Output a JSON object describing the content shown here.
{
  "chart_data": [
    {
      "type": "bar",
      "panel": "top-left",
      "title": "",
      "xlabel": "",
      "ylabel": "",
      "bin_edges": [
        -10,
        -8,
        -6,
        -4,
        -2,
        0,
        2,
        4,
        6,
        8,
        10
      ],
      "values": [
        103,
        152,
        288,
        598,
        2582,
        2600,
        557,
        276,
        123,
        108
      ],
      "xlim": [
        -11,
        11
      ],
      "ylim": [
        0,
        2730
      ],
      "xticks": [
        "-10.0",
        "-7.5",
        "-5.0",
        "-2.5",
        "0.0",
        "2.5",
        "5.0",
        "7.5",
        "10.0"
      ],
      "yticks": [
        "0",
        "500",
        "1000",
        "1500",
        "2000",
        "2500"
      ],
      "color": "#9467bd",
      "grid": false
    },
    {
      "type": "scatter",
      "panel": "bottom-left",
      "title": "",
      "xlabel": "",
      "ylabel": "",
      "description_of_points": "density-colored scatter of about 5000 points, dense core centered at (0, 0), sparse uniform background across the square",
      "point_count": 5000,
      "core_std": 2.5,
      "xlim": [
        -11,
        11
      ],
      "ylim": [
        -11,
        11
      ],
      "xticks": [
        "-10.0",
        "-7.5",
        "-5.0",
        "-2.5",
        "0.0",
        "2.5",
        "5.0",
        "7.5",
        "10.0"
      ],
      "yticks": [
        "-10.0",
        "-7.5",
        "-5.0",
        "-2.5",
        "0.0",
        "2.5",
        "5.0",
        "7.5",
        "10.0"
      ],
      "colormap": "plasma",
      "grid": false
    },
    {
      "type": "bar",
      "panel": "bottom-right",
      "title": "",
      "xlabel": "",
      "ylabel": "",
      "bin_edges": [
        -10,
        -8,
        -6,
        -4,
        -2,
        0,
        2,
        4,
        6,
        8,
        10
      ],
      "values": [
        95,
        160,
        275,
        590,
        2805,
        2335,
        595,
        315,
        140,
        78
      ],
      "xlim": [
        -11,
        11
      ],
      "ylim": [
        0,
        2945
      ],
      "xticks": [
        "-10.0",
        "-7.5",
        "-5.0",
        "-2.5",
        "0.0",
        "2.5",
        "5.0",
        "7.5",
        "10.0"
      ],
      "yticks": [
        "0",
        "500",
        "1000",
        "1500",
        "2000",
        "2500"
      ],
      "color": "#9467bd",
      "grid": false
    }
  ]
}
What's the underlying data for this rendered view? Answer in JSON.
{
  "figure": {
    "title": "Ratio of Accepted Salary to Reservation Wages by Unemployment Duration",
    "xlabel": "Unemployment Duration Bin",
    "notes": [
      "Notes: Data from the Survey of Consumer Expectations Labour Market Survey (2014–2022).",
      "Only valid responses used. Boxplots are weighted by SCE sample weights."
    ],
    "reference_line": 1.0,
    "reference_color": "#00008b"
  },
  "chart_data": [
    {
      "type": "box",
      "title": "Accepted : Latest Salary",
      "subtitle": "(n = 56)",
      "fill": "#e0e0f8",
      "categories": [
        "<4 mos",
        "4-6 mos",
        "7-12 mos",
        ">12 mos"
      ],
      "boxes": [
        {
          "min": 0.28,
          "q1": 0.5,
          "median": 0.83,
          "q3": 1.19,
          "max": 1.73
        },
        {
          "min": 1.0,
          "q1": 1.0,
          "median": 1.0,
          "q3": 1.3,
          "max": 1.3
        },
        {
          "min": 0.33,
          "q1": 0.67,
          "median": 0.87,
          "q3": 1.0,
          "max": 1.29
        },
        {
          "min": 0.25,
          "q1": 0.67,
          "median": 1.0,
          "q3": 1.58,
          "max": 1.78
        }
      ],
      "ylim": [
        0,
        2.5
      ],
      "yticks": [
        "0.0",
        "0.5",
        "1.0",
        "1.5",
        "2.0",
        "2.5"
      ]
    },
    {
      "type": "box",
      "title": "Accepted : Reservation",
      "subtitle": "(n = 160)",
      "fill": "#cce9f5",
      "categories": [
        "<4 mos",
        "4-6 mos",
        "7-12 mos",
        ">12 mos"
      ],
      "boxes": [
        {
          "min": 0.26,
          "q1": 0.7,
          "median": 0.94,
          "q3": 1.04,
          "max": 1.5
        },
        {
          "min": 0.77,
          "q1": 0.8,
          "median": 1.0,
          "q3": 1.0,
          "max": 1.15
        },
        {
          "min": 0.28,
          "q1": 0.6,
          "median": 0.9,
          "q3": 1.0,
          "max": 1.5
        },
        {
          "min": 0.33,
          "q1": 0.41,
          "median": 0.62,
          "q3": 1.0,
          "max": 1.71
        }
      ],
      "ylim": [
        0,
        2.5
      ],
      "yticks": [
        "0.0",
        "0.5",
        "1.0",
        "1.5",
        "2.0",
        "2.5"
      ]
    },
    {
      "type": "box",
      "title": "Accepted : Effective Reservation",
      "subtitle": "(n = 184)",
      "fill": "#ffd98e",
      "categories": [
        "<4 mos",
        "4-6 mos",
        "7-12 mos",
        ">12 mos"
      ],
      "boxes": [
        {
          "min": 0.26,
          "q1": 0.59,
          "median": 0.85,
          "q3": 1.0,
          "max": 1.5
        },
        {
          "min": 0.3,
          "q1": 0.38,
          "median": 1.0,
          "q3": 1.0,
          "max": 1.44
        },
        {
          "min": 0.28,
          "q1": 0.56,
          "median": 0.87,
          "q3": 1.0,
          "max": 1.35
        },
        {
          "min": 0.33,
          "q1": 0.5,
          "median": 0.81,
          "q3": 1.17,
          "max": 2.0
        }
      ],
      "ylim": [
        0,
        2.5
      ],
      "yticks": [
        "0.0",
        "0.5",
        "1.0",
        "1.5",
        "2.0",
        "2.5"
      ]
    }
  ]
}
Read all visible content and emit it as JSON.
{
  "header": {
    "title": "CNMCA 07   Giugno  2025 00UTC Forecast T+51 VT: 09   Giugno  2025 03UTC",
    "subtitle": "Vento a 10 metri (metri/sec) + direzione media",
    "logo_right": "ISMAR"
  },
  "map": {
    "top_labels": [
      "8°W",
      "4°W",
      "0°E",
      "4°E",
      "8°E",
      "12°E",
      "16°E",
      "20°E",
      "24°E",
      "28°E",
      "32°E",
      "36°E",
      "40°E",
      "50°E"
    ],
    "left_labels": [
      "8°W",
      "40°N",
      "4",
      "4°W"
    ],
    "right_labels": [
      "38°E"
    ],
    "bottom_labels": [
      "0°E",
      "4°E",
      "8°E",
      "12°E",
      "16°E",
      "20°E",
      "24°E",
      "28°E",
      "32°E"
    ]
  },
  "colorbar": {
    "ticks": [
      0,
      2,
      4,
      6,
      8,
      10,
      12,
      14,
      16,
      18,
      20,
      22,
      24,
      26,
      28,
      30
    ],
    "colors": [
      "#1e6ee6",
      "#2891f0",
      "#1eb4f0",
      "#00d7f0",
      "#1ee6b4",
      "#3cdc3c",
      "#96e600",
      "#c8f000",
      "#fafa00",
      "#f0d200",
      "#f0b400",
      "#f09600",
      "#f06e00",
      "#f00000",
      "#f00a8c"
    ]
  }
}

## PROMPT
Each line that has the word "JSON" should be copied.

## WRITTEN RESPONSE
Output a JSON object describing the content shown here.
What's the underlying data for this rendered view? Answer in JSON.
Read all visible content and emit it as JSON.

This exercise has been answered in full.